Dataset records
━━━━━━━━━━
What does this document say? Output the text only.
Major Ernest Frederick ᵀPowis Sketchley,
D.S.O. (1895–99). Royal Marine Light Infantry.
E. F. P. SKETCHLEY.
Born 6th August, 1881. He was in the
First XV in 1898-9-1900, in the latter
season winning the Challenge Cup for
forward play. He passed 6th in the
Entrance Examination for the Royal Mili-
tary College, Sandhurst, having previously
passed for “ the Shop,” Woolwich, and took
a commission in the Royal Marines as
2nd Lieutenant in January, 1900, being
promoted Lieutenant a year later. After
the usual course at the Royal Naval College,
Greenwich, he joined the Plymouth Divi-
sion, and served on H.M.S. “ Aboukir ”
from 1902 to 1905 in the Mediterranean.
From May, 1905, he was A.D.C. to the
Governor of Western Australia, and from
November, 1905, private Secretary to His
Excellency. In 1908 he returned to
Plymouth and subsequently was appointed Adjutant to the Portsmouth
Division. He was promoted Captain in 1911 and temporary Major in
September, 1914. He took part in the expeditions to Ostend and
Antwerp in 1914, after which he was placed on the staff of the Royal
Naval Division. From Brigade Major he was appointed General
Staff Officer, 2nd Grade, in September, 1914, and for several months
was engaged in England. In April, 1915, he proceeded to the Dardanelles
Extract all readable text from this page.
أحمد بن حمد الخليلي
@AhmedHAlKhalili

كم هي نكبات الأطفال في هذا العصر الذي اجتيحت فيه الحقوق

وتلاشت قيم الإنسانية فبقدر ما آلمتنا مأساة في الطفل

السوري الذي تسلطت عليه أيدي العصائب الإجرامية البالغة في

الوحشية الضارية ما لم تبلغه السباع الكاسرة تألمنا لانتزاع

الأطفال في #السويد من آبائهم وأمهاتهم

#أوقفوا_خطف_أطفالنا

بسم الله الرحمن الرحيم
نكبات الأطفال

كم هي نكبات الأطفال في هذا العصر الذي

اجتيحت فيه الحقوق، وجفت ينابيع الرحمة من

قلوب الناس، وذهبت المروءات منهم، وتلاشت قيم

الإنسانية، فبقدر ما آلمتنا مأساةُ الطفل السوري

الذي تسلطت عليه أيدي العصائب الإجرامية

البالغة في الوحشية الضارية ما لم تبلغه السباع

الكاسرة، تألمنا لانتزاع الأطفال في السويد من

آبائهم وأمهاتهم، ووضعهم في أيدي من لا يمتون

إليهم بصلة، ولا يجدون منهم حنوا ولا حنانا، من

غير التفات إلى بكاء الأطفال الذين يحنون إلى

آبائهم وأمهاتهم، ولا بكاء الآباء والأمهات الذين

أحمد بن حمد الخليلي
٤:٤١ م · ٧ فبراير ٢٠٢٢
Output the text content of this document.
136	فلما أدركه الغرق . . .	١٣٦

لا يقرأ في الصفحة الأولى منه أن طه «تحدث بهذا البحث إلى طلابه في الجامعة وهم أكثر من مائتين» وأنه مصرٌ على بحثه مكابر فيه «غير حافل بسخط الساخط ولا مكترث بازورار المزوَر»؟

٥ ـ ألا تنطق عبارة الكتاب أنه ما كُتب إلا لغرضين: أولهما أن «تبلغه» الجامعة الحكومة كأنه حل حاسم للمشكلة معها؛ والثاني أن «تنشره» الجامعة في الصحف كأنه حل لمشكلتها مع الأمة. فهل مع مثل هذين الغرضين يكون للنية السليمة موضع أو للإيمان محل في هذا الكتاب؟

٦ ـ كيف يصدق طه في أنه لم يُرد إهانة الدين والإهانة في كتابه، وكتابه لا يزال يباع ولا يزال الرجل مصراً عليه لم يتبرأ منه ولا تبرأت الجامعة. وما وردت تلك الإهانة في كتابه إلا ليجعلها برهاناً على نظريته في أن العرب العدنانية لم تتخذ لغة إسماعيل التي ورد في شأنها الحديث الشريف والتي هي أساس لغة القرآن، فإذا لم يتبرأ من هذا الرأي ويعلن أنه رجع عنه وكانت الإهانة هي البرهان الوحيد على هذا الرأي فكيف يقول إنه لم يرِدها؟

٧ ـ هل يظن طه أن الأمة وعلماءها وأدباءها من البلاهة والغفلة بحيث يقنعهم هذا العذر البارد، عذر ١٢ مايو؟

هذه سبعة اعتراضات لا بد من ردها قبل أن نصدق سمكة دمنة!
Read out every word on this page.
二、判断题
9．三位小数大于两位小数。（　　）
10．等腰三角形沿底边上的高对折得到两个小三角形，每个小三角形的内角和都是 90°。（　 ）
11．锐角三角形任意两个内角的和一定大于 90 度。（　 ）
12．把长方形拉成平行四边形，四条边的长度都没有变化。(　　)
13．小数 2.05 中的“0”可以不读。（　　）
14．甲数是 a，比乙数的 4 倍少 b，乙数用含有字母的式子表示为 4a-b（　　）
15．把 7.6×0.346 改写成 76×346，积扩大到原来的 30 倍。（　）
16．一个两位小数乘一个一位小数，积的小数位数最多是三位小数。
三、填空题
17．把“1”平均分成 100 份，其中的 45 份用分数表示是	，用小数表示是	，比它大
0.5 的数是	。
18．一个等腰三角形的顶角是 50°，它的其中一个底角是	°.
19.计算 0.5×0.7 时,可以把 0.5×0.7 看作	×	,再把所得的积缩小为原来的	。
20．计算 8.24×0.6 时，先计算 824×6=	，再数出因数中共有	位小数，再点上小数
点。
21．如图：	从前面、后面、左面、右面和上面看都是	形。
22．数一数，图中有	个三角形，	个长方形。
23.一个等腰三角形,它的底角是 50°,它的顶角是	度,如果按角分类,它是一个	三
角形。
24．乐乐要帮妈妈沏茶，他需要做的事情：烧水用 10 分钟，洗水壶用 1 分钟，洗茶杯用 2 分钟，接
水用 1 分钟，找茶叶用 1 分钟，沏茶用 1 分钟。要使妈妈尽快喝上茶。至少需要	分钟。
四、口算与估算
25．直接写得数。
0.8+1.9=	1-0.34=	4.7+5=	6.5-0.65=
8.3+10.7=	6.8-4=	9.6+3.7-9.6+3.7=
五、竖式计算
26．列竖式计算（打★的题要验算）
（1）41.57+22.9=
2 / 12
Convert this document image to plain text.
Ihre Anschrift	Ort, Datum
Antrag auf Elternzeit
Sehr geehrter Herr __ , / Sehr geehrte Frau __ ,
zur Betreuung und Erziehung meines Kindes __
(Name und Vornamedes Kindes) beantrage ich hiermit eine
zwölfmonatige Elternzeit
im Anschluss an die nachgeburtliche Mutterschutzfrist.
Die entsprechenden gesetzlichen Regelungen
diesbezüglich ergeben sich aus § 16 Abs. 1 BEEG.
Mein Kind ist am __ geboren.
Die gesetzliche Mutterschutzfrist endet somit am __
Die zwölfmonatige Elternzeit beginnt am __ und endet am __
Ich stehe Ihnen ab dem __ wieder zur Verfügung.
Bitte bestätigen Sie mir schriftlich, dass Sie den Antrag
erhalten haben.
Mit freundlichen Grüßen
━━━━━━━━━━
- [Problem details]
Extract each line of the material exactly as it stands.

- [Answer to this exercise]
What does this document say? Output the text only.
Major Ernest Frederick ᵀPowis Sketchley,
D.S.O. (1895–99). Royal Marine Light Infantry.
E. F. P. SKETCHLEY.
Born 6th August, 1881. He was in the
First XV in 1898-9-1900, in the latter
season winning the Challenge Cup for
forward play. He passed 6th in the
Entrance Examination for the Royal Mili-
tary College, Sandhurst, having previously
passed for “ the Shop,” Woolwich, and took
a commission in the Royal Marines as
2nd Lieutenant in January, 1900, being
promoted Lieutenant a year later. After
the usual course at the Royal Naval College,
Greenwich, he joined the Plymouth Divi-
sion, and served on H.M.S. “ Aboukir ”
from 1902 to 1905 in the Mediterranean.
From May, 1905, he was A.D.C. to the
Governor of Western Australia, and from
November, 1905, private Secretary to His
Excellency. In 1908 he returned to
Plymouth and subsequently was appointed Adjutant to the Portsmouth
Division. He was promoted Captain in 1911 and temporary Major in
September, 1914. He took part in the expeditions to Ostend and
Antwerp in 1914, after which he was placed on the staff of the Royal
Naval Division. From Brigade Major he was appointed General
Staff Officer, 2nd Grade, in September, 1914, and for several months
was engaged in England. In April, 1915, he proceeded to the Dardanelles
Extract all readable text from this page.
أحمد بن حمد الخليلي
@AhmedHAlKhalili

كم هي نكبات الأطفال في هذا العصر الذي اجتيحت فيه الحقوق

وتلاشت قيم الإنسانية فبقدر ما آلمتنا مأساة في الطفل

السوري الذي تسلطت عليه أيدي العصائب الإجرامية البالغة في

الوحشية الضارية ما لم تبلغه السباع الكاسرة تألمنا لانتزاع

الأطفال في #السويد من آبائهم وأمهاتهم

#أوقفوا_خطف_أطفالنا

بسم الله الرحمن الرحيم
نكبات الأطفال

كم هي نكبات الأطفال في هذا العصر الذي

اجتيحت فيه الحقوق، وجفت ينابيع الرحمة من

قلوب الناس، وذهبت المروءات منهم، وتلاشت قيم

الإنسانية، فبقدر ما آلمتنا مأساةُ الطفل السوري

الذي تسلطت عليه أيدي العصائب الإجرامية

البالغة في الوحشية الضارية ما لم تبلغه السباع

الكاسرة، تألمنا لانتزاع الأطفال في السويد من

آبائهم وأمهاتهم، ووضعهم في أيدي من لا يمتون

إليهم بصلة، ولا يجدون منهم حنوا ولا حنانا، من

غير التفات إلى بكاء الأطفال الذين يحنون إلى

آبائهم وأمهاتهم، ولا بكاء الآباء والأمهات الذين

أحمد بن حمد الخليلي
٤:٤١ م · ٧ فبراير ٢٠٢٢
Output the text content of this document.
136	فلما أدركه الغرق . . .	١٣٦

لا يقرأ في الصفحة الأولى منه أن طه «تحدث بهذا البحث إلى طلابه في الجامعة وهم أكثر من مائتين» وأنه مصرٌ على بحثه مكابر فيه «غير حافل بسخط الساخط ولا مكترث بازورار المزوَر»؟

٥ ـ ألا تنطق عبارة الكتاب أنه ما كُتب إلا لغرضين: أولهما أن «تبلغه» الجامعة الحكومة كأنه حل حاسم للمشكلة معها؛ والثاني أن «تنشره» الجامعة في الصحف كأنه حل لمشكلتها مع الأمة. فهل مع مثل هذين الغرضين يكون للنية السليمة موضع أو للإيمان محل في هذا الكتاب؟

٦ ـ كيف يصدق طه في أنه لم يُرد إهانة الدين والإهانة في كتابه، وكتابه لا يزال يباع ولا يزال الرجل مصراً عليه لم يتبرأ منه ولا تبرأت الجامعة. وما وردت تلك الإهانة في كتابه إلا ليجعلها برهاناً على نظريته في أن العرب العدنانية لم تتخذ لغة إسماعيل التي ورد في شأنها الحديث الشريف والتي هي أساس لغة القرآن، فإذا لم يتبرأ من هذا الرأي ويعلن أنه رجع عنه وكانت الإهانة هي البرهان الوحيد على هذا الرأي فكيف يقول إنه لم يرِدها؟

٧ ـ هل يظن طه أن الأمة وعلماءها وأدباءها من البلاهة والغفلة بحيث يقنعهم هذا العذر البارد، عذر ١٢ مايو؟

هذه سبعة اعتراضات لا بد من ردها قبل أن نصدق سمكة دمنة!
Read out every word on this page.
二、判断题
9．三位小数大于两位小数。（　　）
10．等腰三角形沿底边上的高对折得到两个小三角形，每个小三角形的内角和都是 90°。（　 ）
11．锐角三角形任意两个内角的和一定大于 90 度。（　 ）
12．把长方形拉成平行四边形，四条边的长度都没有变化。(　　)
13．小数 2.05 中的“0”可以不读。（　　）
14．甲数是 a，比乙数的 4 倍少 b，乙数用含有字母的式子表示为 4a-b（　　）
15．把 7.6×0.346 改写成 76×346，积扩大到原来的 30 倍。（　）
16．一个两位小数乘一个一位小数，积的小数位数最多是三位小数。
三、填空题
17．把“1”平均分成 100 份，其中的 45 份用分数表示是	，用小数表示是	，比它大
0.5 的数是	。
18．一个等腰三角形的顶角是 50°，它的其中一个底角是	°.
19.计算 0.5×0.7 时,可以把 0.5×0.7 看作	×	,再把所得的积缩小为原来的	。
20．计算 8.24×0.6 时，先计算 824×6=	，再数出因数中共有	位小数，再点上小数
点。
21．如图：	从前面、后面、左面、右面和上面看都是	形。
22．数一数，图中有	个三角形，	个长方形。
23.一个等腰三角形,它的底角是 50°,它的顶角是	度,如果按角分类,它是一个	三
角形。
24．乐乐要帮妈妈沏茶，他需要做的事情：烧水用 10 分钟，洗水壶用 1 分钟，洗茶杯用 2 分钟，接
水用 1 分钟，找茶叶用 1 分钟，沏茶用 1 分钟。要使妈妈尽快喝上茶。至少需要	分钟。
四、口算与估算
25．直接写得数。
0.8+1.9=	1-0.34=	4.7+5=	6.5-0.65=
8.3+10.7=	6.8-4=	9.6+3.7-9.6+3.7=
五、竖式计算
26．列竖式计算（打★的题要验算）
（1）41.57+22.9=
2 / 12
Convert this document image to plain text.
Ihre Anschrift	Ort, Datum
Antrag auf Elternzeit
Sehr geehrter Herr __ , / Sehr geehrte Frau __ ,
zur Betreuung und Erziehung meines Kindes __
(Name und Vornamedes Kindes) beantrage ich hiermit eine
zwölfmonatige Elternzeit
im Anschluss an die nachgeburtliche Mutterschutzfrist.
Die entsprechenden gesetzlichen Regelungen
diesbezüglich ergeben sich aus § 16 Abs. 1 BEEG.
Mein Kind ist am __ geboren.
Die gesetzliche Mutterschutzfrist endet somit am __
Die zwölfmonatige Elternzeit beginnt am __ und endet am __
Ich stehe Ihnen ab dem __ wieder zur Verfügung.
Bitte bestätigen Sie mir schriftlich, dass Sie den Antrag
erhalten haben.
Mit freundlichen Grüßen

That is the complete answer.